◆ Selection ◆
Democrats Need to Start Talking About National Security


Democrats had a great night on Nov. 6, winning the House, a number of state legislatures and governorships and limiting our losses in the Senate despite a brutal map. In Virginia, we flipped three House seats from Republican to Democrat with strong women candidates and I won my Senate re-election bid by 16 points. Our 2018 successes cap a remarkable stretch of wins since 2001 that has made Virginia perhaps the best red-to-blue turnaround in the country.

But these successes can obscure an important warning for Democrats in Virginia and nationally: our party is struggling with voters on national security and the economy.

Even with our significant victories, our polling after the election showed two stark deficits Democrats must address. First, when asked which party more reliably can keep America safe, even the Democratic-leaning Virginia electorate gives Republicans a seven-point edge. Second, when asked which party is a greater risk on the economy, Virginians said Democrats by that same seven-point margin.

We were able to overcome that deficit because we helped Virginians see our candidates differently than they may have felt more broadly about the Democratic Party. I emphasized my work on the Armed Services Committee and strong record as a pro-economic growth mayor and governor to ultimately outperform my Republican opponent on both these issues by double digits. Our winning congressional candidates each had strong security backgrounds – Jennifer Wexton was a successful prosecutor, Elaine Luria a Navy commander, Abigail Spanberger a CIA analyst. We spoke clearly and plainly to voters’ safety concerns.

◆ Dataset excerpts ◆
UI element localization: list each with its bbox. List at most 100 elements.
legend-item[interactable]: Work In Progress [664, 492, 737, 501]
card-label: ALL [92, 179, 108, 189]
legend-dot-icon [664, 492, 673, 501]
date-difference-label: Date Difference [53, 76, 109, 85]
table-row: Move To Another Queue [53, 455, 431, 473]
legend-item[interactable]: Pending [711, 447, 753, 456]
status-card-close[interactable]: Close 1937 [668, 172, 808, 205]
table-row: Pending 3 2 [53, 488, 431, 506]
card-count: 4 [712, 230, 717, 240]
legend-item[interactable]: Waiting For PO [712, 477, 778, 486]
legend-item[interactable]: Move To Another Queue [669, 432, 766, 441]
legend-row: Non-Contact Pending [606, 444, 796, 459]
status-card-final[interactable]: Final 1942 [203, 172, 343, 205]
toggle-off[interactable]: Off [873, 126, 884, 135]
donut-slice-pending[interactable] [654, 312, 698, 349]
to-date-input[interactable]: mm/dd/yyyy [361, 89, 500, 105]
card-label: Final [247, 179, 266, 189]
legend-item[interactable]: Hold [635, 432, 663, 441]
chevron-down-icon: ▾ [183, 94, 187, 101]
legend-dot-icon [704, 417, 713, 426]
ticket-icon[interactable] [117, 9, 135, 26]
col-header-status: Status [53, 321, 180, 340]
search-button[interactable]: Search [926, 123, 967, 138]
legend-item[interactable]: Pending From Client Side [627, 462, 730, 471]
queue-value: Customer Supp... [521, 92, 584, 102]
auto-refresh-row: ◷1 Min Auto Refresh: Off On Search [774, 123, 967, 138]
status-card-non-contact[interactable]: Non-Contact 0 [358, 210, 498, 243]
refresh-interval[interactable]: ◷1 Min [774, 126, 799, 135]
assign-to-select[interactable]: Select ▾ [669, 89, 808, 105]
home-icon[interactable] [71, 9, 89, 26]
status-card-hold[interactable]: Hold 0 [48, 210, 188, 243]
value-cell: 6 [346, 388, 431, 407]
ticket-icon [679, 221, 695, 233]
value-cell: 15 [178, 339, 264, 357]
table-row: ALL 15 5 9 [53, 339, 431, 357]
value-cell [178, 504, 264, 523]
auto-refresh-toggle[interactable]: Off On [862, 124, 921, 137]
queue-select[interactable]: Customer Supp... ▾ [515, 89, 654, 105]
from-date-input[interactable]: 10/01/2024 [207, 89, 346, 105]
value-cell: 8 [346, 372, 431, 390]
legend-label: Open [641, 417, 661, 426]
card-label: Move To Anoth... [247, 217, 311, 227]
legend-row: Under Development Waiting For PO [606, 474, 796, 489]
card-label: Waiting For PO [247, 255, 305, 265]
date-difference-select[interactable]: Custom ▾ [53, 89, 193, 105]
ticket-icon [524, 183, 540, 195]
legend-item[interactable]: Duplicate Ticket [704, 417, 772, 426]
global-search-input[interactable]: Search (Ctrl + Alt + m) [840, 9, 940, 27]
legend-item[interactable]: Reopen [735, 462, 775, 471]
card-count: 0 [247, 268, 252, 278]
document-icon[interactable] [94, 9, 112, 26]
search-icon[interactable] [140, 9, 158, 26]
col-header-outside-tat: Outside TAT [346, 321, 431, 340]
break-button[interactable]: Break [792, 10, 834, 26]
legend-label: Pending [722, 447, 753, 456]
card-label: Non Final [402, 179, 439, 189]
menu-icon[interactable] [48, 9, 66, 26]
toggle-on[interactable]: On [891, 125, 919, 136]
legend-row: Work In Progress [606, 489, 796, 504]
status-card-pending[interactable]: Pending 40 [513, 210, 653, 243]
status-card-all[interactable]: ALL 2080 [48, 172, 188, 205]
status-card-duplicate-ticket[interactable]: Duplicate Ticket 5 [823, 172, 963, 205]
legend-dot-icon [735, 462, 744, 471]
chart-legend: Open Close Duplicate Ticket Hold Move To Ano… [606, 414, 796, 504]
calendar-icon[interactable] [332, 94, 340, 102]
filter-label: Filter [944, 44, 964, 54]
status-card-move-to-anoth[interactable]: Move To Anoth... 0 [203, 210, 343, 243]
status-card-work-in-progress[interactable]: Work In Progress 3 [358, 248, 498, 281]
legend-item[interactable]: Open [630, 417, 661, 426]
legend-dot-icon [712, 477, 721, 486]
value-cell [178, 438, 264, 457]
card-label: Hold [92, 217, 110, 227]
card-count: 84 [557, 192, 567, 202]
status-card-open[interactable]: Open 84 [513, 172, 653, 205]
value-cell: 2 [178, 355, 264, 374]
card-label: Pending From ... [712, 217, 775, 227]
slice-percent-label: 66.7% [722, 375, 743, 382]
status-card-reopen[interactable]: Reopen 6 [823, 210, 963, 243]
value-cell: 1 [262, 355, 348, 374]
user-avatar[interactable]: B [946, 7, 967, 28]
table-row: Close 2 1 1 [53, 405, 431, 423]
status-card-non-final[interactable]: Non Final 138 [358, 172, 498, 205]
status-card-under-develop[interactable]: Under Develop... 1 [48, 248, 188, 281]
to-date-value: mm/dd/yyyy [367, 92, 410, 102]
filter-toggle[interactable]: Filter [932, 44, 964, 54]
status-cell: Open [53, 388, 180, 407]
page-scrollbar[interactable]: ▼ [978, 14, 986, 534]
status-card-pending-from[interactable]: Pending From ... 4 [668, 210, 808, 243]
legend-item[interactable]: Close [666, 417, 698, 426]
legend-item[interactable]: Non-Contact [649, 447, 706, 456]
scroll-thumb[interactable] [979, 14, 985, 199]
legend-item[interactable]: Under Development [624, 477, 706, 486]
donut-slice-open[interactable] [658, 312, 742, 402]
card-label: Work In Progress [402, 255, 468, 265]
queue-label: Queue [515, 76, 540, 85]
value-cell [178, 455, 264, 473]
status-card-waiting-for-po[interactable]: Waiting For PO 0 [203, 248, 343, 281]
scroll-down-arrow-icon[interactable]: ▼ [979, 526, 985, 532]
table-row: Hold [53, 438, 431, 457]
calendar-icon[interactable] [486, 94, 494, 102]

◆ Problems ◆
a. In the op-ed on Democrats and national security, which winning congressional candidates are named, and what security background does it give for each?
b. Pick up the op-ed on Democrats and national security after its final sentence and keep going.

◆ Answers for the tasks ◆
a.
- Jennifer Wexton: a successful prosecutor
- Elaine Luria: a Navy commander
- Abigail Spanberger: a CIA analyst

b.
Likewise, while voters may trust Republicans more not to put the economy at risk, we benefited from their trust of Democrats on a whole host of other issues that matter deeply to them—health care, education, the environment, Social Security, equality. Our candidates spoke passionately on these topics, while affirming our belief that our economy works best when it helps working people and the middle class, not just those at the very top.

There are many other reasons for our successes—hard work, a concerted effort to appeal to Virginia’s changing demography, a willingness to run and govern as practical progressives, the state GOP penchant for nominating ideological culture warriors, the unpopularity of President Donald Trump.

But the fact remains, Democrats have work to do on national security and jobs. If we lag behind Republicans in Virginia, it’s likely our brand is even worse in other, more GOP-friendly battleground states. We would be foolish to cede the spotlight on these two critical issues in the hope that we could make up the gap elsewhere.

Despite an outsized media obsession with relatively minor divisions, Democrats are quite united on most issues. But we are curiously absent on national security messaging, despite the fact that many of our officeholders have strong expertise on the topic. We should speak up and speak out on behalf of strengthening security, supporting our troops and veterans and restoring robust diplomacy and alliances to keep us safe. President Trump’s bumbling with North Korea, impotence against Russia, and emboldening of white nationalists have made us less safe today than we were two years ago.

On the economy, we should stress our long track record of being better for the country on job and wage growth. And as we work to resolve internal differences on regulatory and tax policy, we should stress our unity on job training, higher wages and infrastructure investments.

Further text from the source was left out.